Given instruction »
Here are some records; return them all exactly.

Records shown »
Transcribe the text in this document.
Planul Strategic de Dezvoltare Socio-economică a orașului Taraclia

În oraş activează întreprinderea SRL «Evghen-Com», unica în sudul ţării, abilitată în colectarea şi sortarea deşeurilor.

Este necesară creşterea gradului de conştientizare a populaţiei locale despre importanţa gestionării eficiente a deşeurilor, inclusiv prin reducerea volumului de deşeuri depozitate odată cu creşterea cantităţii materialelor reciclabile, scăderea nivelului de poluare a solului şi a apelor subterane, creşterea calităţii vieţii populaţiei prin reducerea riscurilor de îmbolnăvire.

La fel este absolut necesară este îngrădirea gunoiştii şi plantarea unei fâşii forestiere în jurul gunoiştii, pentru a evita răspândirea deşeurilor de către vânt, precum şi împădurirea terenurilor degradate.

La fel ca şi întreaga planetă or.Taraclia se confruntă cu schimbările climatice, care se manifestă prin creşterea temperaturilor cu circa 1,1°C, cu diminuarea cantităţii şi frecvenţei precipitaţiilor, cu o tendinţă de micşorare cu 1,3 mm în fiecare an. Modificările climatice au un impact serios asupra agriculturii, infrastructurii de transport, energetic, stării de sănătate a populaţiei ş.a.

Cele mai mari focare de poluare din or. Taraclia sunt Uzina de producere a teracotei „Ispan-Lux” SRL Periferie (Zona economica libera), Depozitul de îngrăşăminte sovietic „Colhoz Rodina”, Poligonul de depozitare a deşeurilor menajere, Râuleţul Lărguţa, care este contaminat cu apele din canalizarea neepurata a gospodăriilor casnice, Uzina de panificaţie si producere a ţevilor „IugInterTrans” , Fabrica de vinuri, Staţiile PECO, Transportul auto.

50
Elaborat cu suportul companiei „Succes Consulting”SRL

Completed exercise »
Transcribe the text in this document.
Planul Strategic de Dezvoltare Socio-economică a orașului Taraclia

În oraş activează întreprinderea SRL «Evghen-Com», unica în sudul ţării, abilitată în colectarea şi sortarea deşeurilor.

Este necesară creşterea gradului de conştientizare a populaţiei locale despre importanţa gestionării eficiente a deşeurilor, inclusiv prin reducerea volumului de deşeuri depozitate odată cu creşterea cantităţii materialelor reciclabile, scăderea nivelului de poluare a solului şi a apelor subterane, creşterea calităţii vieţii populaţiei prin reducerea riscurilor de îmbolnăvire.

La fel este absolut necesară este îngrădirea gunoiştii şi plantarea unei fâşii forestiere în jurul gunoiştii, pentru a evita răspândirea deşeurilor de către vânt, precum şi împădurirea terenurilor degradate.

La fel ca şi întreaga planetă or.Taraclia se confruntă cu schimbările climatice, care se manifestă prin creşterea temperaturilor cu circa 1,1°C, cu diminuarea cantităţii şi frecvenţei precipitaţiilor, cu o tendinţă de micşorare cu 1,3 mm în fiecare an. Modificările climatice au un impact serios asupra agriculturii, infrastructurii de transport, energetic, stării de sănătate a populaţiei ş.a.

Cele mai mari focare de poluare din or. Taraclia sunt Uzina de producere a teracotei „Ispan-Lux” SRL Periferie (Zona economica libera), Depozitul de îngrăşăminte sovietic „Colhoz Rodina”, Poligonul de depozitare a deşeurilor menajere, Râuleţul Lărguţa, care este contaminat cu apele din canalizarea neepurata a gospodăriilor casnice, Uzina de panificaţie si producere a ţevilor „IugInterTrans” , Fabrica de vinuri, Staţiile PECO, Transportul auto.

50
Elaborat cu suportul companiei „Succes Consulting”SRL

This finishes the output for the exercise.